Keep the pictures out and restate every record exactly.
_ _ _ _ _ _ _
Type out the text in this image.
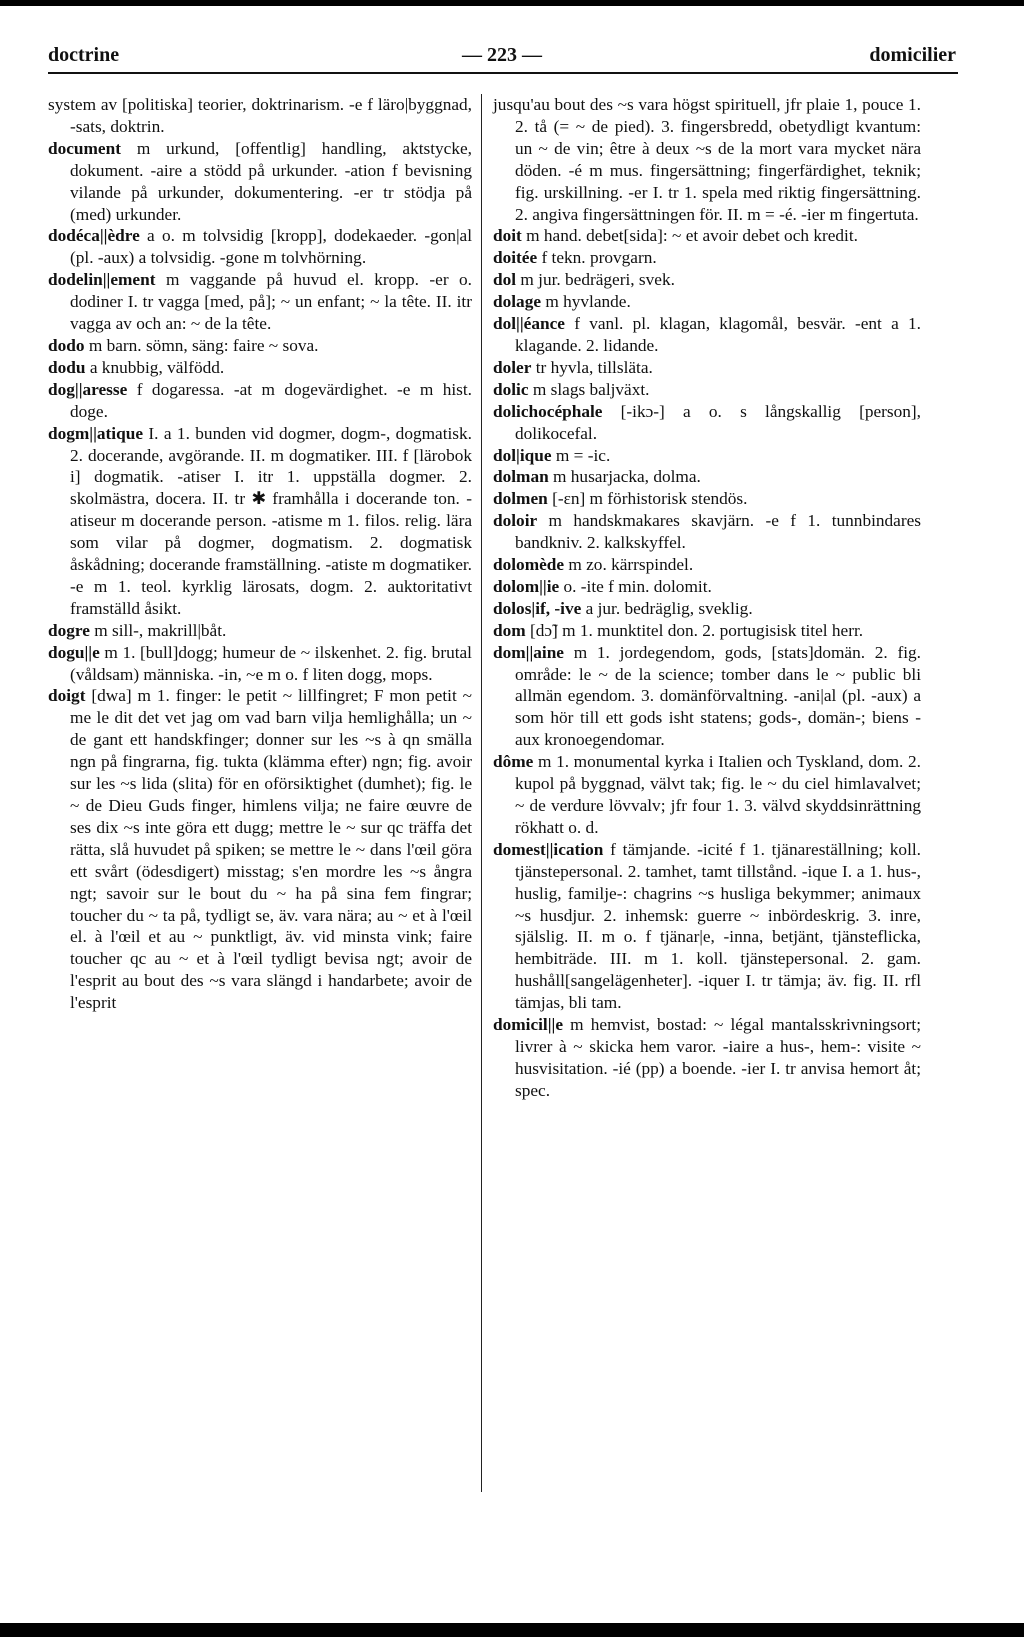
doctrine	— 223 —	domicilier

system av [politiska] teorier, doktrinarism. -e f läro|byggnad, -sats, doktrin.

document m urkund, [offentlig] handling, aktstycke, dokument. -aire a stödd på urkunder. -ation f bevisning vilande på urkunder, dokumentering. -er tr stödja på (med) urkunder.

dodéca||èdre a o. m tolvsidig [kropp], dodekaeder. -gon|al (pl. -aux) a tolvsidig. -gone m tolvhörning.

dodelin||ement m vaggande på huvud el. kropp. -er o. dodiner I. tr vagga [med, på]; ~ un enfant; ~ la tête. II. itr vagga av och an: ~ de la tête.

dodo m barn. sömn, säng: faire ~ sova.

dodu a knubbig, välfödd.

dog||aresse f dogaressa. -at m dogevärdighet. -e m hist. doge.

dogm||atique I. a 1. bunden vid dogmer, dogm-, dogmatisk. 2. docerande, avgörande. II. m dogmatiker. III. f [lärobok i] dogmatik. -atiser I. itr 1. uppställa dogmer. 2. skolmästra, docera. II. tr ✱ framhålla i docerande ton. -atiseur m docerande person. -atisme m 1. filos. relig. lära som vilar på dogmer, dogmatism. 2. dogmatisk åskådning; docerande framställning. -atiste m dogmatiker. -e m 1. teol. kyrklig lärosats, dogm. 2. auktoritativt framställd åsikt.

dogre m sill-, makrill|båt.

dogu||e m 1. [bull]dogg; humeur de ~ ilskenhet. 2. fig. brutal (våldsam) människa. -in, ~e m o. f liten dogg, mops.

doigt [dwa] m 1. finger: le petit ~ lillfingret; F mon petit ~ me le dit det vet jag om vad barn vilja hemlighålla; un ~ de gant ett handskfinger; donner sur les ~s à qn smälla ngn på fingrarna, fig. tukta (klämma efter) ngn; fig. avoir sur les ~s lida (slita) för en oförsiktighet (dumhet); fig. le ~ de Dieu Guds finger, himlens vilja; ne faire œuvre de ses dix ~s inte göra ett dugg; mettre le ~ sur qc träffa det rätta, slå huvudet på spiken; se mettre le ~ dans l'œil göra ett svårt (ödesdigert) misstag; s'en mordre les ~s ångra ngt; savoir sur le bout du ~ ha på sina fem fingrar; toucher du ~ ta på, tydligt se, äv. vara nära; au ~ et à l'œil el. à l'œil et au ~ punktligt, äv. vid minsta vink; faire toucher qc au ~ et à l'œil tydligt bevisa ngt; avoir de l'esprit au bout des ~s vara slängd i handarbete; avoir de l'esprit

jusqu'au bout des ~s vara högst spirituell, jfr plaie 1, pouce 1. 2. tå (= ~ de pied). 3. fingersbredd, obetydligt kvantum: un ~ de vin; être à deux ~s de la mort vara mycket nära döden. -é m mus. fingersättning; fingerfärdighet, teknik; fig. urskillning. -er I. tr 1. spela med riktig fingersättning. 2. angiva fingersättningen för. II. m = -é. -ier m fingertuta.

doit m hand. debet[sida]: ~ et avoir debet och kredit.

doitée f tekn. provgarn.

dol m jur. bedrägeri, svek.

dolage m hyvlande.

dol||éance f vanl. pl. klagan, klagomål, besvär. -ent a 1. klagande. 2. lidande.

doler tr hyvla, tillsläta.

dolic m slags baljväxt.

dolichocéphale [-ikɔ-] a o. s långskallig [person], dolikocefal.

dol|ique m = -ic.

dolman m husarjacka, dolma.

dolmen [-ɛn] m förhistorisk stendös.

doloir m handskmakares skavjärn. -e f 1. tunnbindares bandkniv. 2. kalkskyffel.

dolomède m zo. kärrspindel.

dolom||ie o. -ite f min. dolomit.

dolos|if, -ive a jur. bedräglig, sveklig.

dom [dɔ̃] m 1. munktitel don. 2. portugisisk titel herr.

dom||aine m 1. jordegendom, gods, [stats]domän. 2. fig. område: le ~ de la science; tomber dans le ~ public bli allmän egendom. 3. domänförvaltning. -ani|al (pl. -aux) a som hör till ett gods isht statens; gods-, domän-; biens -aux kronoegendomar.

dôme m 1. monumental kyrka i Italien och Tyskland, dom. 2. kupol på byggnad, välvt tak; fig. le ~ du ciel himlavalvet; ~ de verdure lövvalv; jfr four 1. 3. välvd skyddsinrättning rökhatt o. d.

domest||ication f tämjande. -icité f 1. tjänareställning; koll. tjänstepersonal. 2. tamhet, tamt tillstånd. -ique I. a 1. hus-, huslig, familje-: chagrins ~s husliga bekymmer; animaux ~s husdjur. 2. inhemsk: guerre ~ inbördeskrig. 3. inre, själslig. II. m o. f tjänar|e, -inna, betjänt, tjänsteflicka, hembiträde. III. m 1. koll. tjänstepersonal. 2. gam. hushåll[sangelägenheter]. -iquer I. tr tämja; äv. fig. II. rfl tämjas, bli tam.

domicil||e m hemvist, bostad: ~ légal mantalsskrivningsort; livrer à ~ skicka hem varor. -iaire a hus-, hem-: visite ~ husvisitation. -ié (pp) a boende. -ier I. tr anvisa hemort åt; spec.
_ _ _ _ _ _ _
→ **RESPONSE TO THIS EXERCISE**:
Type out the text in this image.
doctrine	— 223 —	domicilier

system av [politiska] teorier, doktrinarism. -e f läro|byggnad, -sats, doktrin.

document m urkund, [offentlig] handling, aktstycke, dokument. -aire a stödd på urkunder. -ation f bevisning vilande på urkunder, dokumentering. -er tr stödja på (med) urkunder.

dodéca||èdre a o. m tolvsidig [kropp], dodekaeder. -gon|al (pl. -aux) a tolvsidig. -gone m tolvhörning.

dodelin||ement m vaggande på huvud el. kropp. -er o. dodiner I. tr vagga [med, på]; ~ un enfant; ~ la tête. II. itr vagga av och an: ~ de la tête.

dodo m barn. sömn, säng: faire ~ sova.

dodu a knubbig, välfödd.

dog||aresse f dogaressa. -at m dogevärdighet. -e m hist. doge.

dogm||atique I. a 1. bunden vid dogmer, dogm-, dogmatisk. 2. docerande, avgörande. II. m dogmatiker. III. f [lärobok i] dogmatik. -atiser I. itr 1. uppställa dogmer. 2. skolmästra, docera. II. tr ✱ framhålla i docerande ton. -atiseur m docerande person. -atisme m 1. filos. relig. lära som vilar på dogmer, dogmatism. 2. dogmatisk åskådning; docerande framställning. -atiste m dogmatiker. -e m 1. teol. kyrklig lärosats, dogm. 2. auktoritativt framställd åsikt.

dogre m sill-, makrill|båt.

dogu||e m 1. [bull]dogg; humeur de ~ ilskenhet. 2. fig. brutal (våldsam) människa. -in, ~e m o. f liten dogg, mops.

doigt [dwa] m 1. finger: le petit ~ lillfingret; F mon petit ~ me le dit det vet jag om vad barn vilja hemlighålla; un ~ de gant ett handskfinger; donner sur les ~s à qn smälla ngn på fingrarna, fig. tukta (klämma efter) ngn; fig. avoir sur les ~s lida (slita) för en oförsiktighet (dumhet); fig. le ~ de Dieu Guds finger, himlens vilja; ne faire œuvre de ses dix ~s inte göra ett dugg; mettre le ~ sur qc träffa det rätta, slå huvudet på spiken; se mettre le ~ dans l'œil göra ett svårt (ödesdigert) misstag; s'en mordre les ~s ångra ngt; savoir sur le bout du ~ ha på sina fem fingrar; toucher du ~ ta på, tydligt se, äv. vara nära; au ~ et à l'œil el. à l'œil et au ~ punktligt, äv. vid minsta vink; faire toucher qc au ~ et à l'œil tydligt bevisa ngt; avoir de l'esprit au bout des ~s vara slängd i handarbete; avoir de l'esprit

jusqu'au bout des ~s vara högst spirituell, jfr plaie 1, pouce 1. 2. tå (= ~ de pied). 3. fingersbredd, obetydligt kvantum: un ~ de vin; être à deux ~s de la mort vara mycket nära döden. -é m mus. fingersättning; fingerfärdighet, teknik; fig. urskillning. -er I. tr 1. spela med riktig fingersättning. 2. angiva fingersättningen för. II. m = -é. -ier m fingertuta.

doit m hand. debet[sida]: ~ et avoir debet och kredit.

doitée f tekn. provgarn.

dol m jur. bedrägeri, svek.

dolage m hyvlande.

dol||éance f vanl. pl. klagan, klagomål, besvär. -ent a 1. klagande. 2. lidande.

doler tr hyvla, tillsläta.

dolic m slags baljväxt.

dolichocéphale [-ikɔ-] a o. s långskallig [person], dolikocefal.

dol|ique m = -ic.

dolman m husarjacka, dolma.

dolmen [-ɛn] m förhistorisk stendös.

doloir m handskmakares skavjärn. -e f 1. tunnbindares bandkniv. 2. kalkskyffel.

dolomède m zo. kärrspindel.

dolom||ie o. -ite f min. dolomit.

dolos|if, -ive a jur. bedräglig, sveklig.

dom [dɔ̃] m 1. munktitel don. 2. portugisisk titel herr.

dom||aine m 1. jordegendom, gods, [stats]domän. 2. fig. område: le ~ de la science; tomber dans le ~ public bli allmän egendom. 3. domänförvaltning. -ani|al (pl. -aux) a som hör till ett gods isht statens; gods-, domän-; biens -aux kronoegendomar.

dôme m 1. monumental kyrka i Italien och Tyskland, dom. 2. kupol på byggnad, välvt tak; fig. le ~ du ciel himlavalvet; ~ de verdure lövvalv; jfr four 1. 3. välvd skyddsinrättning rökhatt o. d.

domest||ication f tämjande. -icité f 1. tjänareställning; koll. tjänstepersonal. 2. tamhet, tamt tillstånd. -ique I. a 1. hus-, huslig, familje-: chagrins ~s husliga bekymmer; animaux ~s husdjur. 2. inhemsk: guerre ~ inbördeskrig. 3. inre, själslig. II. m o. f tjänar|e, -inna, betjänt, tjänsteflicka, hembiträde. III. m 1. koll. tjänstepersonal. 2. gam. hushåll[sangelägenheter]. -iquer I. tr tämja; äv. fig. II. rfl tämjas, bli tam.

domicil||e m hemvist, bostad: ~ légal mantalsskrivningsort; livrer à ~ skicka hem varor. -iaire a hus-, hem-: visite ~ husvisitation. -ié (pp) a boende. -ier I. tr anvisa hemort åt; spec.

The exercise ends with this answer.